[PROVIDED MATERIAL]

───

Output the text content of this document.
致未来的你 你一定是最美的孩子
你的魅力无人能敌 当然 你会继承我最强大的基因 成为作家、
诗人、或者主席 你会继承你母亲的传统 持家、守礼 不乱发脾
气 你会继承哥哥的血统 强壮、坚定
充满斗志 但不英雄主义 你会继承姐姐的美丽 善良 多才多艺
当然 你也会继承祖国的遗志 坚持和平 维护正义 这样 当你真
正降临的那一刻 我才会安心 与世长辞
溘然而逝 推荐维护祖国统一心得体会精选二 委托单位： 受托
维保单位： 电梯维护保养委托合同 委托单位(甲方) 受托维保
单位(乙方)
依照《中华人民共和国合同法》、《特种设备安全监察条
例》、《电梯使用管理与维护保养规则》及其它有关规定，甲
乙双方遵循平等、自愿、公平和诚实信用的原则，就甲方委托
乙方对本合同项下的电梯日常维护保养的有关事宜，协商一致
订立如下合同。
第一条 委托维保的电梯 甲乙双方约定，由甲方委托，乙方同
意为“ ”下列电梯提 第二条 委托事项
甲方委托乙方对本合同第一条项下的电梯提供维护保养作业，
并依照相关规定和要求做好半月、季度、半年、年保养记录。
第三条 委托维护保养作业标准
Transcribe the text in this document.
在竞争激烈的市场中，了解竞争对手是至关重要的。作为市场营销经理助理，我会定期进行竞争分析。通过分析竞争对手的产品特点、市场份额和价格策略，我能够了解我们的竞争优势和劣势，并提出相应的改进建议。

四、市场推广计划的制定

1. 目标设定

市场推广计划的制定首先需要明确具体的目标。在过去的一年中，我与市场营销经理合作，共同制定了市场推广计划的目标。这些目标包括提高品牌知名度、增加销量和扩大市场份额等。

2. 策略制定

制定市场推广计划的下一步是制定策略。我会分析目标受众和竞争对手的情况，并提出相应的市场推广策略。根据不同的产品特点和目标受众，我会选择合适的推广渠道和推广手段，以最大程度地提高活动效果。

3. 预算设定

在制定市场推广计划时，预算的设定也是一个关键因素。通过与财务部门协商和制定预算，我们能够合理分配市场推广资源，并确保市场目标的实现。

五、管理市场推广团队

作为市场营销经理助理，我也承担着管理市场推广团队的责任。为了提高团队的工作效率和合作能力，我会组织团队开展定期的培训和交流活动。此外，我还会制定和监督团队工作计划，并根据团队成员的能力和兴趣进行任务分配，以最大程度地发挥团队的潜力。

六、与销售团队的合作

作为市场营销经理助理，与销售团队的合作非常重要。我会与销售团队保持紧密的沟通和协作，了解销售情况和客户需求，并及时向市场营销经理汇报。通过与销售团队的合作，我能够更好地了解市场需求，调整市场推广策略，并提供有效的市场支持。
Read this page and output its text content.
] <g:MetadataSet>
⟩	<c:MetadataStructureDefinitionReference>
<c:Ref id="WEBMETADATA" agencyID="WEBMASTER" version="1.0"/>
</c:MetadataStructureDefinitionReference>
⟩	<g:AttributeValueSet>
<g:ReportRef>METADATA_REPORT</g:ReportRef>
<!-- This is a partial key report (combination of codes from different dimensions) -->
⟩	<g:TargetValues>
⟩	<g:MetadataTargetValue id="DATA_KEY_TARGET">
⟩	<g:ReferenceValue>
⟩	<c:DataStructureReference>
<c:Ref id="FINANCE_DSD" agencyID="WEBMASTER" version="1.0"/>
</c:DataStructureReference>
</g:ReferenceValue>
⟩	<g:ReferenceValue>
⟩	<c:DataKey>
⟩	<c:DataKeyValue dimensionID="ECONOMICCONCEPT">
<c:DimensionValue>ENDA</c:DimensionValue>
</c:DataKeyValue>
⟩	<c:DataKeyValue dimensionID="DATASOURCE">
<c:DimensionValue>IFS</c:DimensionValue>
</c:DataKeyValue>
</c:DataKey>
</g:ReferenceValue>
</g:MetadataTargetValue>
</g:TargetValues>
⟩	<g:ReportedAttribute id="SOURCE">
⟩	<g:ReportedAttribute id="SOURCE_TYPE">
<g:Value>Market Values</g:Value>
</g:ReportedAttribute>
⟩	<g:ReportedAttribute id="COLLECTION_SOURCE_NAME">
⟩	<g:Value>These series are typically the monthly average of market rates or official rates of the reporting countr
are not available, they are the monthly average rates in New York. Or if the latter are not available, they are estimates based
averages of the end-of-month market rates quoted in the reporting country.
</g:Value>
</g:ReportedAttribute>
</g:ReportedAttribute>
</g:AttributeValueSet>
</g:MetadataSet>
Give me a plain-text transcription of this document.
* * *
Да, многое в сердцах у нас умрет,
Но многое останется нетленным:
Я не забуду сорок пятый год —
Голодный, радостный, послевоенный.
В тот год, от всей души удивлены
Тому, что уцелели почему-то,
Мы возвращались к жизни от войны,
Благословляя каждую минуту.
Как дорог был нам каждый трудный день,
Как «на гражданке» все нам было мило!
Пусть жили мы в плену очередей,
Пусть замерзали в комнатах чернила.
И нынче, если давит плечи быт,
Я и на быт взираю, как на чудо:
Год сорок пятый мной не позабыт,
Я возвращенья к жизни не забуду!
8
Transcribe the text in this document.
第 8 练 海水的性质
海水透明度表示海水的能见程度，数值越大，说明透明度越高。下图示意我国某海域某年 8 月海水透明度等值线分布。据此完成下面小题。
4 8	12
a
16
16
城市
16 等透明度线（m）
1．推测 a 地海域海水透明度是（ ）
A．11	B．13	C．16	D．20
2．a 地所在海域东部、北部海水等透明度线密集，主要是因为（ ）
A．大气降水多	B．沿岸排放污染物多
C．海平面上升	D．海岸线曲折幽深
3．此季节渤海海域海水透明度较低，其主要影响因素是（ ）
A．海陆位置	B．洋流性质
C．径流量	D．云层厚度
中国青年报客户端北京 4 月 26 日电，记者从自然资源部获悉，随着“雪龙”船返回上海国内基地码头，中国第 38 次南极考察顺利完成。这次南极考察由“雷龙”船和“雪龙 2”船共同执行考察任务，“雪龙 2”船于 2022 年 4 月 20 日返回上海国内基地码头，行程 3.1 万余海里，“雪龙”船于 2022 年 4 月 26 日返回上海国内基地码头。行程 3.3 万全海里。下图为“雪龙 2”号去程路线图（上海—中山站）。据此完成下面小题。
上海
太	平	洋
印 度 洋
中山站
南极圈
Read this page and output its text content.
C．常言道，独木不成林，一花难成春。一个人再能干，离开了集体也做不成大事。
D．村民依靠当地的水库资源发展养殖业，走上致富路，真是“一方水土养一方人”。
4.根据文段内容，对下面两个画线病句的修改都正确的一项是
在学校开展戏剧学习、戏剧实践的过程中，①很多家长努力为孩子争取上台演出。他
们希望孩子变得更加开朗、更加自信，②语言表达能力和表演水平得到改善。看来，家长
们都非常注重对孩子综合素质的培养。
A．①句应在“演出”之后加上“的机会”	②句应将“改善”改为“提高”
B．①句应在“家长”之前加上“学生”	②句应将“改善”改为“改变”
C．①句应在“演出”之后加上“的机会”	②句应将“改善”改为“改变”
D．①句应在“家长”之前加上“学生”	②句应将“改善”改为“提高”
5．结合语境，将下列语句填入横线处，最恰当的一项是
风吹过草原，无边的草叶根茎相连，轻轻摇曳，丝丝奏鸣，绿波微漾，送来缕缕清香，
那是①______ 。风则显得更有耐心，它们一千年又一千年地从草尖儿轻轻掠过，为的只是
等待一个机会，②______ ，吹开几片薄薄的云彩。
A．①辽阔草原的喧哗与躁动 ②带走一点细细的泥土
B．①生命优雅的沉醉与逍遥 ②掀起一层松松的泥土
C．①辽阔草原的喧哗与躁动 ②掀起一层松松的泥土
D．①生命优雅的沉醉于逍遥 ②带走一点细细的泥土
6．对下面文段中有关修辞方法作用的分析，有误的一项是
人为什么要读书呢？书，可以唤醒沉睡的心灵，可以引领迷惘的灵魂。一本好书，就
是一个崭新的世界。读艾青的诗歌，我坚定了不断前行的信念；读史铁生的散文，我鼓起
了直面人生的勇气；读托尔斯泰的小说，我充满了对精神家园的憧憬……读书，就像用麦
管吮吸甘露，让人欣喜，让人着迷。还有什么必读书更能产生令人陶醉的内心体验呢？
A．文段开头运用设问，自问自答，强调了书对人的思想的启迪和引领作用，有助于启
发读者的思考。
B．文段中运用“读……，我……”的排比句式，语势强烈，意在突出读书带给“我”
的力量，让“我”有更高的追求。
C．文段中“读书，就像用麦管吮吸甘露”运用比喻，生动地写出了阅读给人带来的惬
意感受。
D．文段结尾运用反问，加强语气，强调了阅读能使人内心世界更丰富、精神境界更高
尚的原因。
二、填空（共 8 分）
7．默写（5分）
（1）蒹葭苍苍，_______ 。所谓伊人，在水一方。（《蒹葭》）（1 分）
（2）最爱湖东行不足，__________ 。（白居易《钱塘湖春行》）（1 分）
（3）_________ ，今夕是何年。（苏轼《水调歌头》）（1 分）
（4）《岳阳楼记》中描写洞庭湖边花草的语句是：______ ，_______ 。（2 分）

───

[TASK PROMPT]
Reply with only the number of lines in the entries that contain the word "之后加上".

[RESULT OF THE TASK]
2